# Document section:

While they were in prison their father was convicted for stealing potatoes and sentenced to three month’s hard labour.

Words fail me. This was clearly a family in crisis and yet they were treated no better than animals by the authorities.

Presumably it was left to young Thomas and Mary aged just nineteen or twenty to keep the remaining family together but how they coped, we can only imagine. However, just to compound matters, we do know that Mary died in 1844.

Thanks to contact with Marion Taylor, a distant cousin in Australia, I was given a wealth of information on what happened to the two young women transported to Australia.

Both married within a few years of arrival and were given their freedom, never to transgress again. Jane had a number of children and her descendants are numerous. Caroline also had children but she, her husband and three of their children succumbed to various illnesses contracted in the unhealthy conditions found in the temporary settlements which accompanied the Goldfields of Victoria in the 1860’s.

It seems doubtful if there was ever any contact with Benjamin or the rest of the family because no one could read or write.

This is a photograph which Marion sent me of Jane and her husband James Wright in later life.

As for the behaviour of the British authorities, in his definitive work on transportation, Robert Hughes writes:

‘Australia was settled to defend English property …. from the marauder within. English lawmakers wished not only to get rid of the ”criminal class” but if possible to forget about it.’

So the teenage daughters of my 3x Great Grandparents became two of the 160,000 convicts who were transported between 1787 and 1868.

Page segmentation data
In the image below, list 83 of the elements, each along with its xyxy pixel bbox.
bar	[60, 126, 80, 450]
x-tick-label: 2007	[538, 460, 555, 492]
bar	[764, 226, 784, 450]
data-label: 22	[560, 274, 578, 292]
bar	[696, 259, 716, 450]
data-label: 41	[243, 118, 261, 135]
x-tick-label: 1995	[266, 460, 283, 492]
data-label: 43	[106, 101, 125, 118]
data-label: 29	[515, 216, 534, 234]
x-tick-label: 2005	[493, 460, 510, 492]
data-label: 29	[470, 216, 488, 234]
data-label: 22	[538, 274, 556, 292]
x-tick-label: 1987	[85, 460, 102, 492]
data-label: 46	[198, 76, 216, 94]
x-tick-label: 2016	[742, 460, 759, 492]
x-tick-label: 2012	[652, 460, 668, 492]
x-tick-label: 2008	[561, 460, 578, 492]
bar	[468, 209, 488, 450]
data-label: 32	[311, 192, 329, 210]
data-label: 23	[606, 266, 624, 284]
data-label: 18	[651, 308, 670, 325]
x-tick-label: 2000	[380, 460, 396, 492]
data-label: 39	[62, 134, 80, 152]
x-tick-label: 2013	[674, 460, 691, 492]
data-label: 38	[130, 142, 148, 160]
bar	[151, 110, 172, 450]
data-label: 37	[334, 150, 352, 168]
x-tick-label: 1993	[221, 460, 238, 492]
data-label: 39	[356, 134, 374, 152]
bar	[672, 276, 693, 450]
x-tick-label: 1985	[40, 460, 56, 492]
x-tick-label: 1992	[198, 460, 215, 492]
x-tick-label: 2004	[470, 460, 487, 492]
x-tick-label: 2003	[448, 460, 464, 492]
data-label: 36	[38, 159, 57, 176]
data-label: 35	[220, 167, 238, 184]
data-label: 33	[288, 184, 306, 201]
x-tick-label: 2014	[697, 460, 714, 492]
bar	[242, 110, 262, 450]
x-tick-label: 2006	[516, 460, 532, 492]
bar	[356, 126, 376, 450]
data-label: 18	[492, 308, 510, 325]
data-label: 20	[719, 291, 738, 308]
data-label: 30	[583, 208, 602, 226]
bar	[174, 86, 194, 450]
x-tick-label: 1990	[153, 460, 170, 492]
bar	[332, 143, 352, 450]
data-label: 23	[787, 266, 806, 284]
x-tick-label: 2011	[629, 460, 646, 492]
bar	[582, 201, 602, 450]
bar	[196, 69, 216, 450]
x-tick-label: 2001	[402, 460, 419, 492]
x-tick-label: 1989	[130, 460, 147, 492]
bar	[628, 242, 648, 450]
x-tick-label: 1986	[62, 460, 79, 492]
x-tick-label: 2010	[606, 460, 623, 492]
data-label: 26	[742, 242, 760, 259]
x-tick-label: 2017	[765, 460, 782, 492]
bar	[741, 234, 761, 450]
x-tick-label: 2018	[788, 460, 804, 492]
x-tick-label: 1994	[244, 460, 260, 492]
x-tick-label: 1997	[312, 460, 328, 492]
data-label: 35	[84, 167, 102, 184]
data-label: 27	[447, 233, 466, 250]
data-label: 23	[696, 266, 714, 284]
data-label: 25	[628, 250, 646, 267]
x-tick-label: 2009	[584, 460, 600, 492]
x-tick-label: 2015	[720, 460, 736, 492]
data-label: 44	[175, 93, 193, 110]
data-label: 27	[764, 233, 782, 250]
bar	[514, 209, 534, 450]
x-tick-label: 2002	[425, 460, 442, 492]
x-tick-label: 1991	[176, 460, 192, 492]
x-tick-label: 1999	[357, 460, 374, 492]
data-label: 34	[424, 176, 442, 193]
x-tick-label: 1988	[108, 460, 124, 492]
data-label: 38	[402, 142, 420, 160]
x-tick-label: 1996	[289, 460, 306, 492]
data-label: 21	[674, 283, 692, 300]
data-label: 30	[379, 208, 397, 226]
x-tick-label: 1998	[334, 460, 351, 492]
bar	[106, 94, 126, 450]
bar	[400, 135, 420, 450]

# Task set:
1/ According to the account of the transported sisters, how many convicts were transported between 1787 and 1868?
2/ Carry the account of the transported sisters forward from its last sentence.

# Written responses:
1/ 160,000.

2/
In this context, Marion Taylor comments:

Do not think too badly of Jane and Caroline because many of the convicts sent to Australia were guilty of petty crimes which today would not even attract a prison sentence. Many of these people were victims of the times with unemployment and poverty forcing them to obtain food and clothing by whatever means they could.  Because of the system in force in Britain and Ireland during the late 1700s and early 1800s, the powers that be saw transportation as a means of ridding their countries of the underprivileged as well as petty criminals.  I have 9 convicts in my direct line and all were transported for petty crimes. None of them ever committed a crime after their arrival in Australia, which says something about them. It certainly proves that they were no habitual criminals.

On a lighter note, the Criminal Records are interesting from another perspective. They describe the appearance of the person who is the subject of the record and thus, pre-photographic images, we can get an idea of what people looked like.

So, for example, we know that Benjamin was 5 ft 10 ins tall, with grey hair, dark hazel eyes and a sallow complexion, with a cut to the middle of his forehead, a pock mark to his left eyebrow, another pock mark to his top cheek bone and with several moles to the bottom of his left cheek.

Thomas was 5 ft 9 ins tall with rather dark brown hair, grey eyes and a rather sallow complexion, with a mole to the side of the right side of upper lip and a cut on the right side of the middle finger to the right hand.

After Mary’s death in 1844, the tasks of running the household must have fallen to young Sarah but in 1847, then aged 18, she took perhaps the easier option and married George Christopher. By the time of the 1851 Census they were living in Lytchett Minster with two children and with Benjamin installed as a lodger.

At the time of the 1861 Census, Benjamin who is described as formerly an agricultural labourer, was lodging with Hannah Wilkins and her daughter at Waterlane Plot, Lytchett Minster.

I like to think of him perhaps nursing a pint in the St Peter’s Finger pub in Lytchett Minster.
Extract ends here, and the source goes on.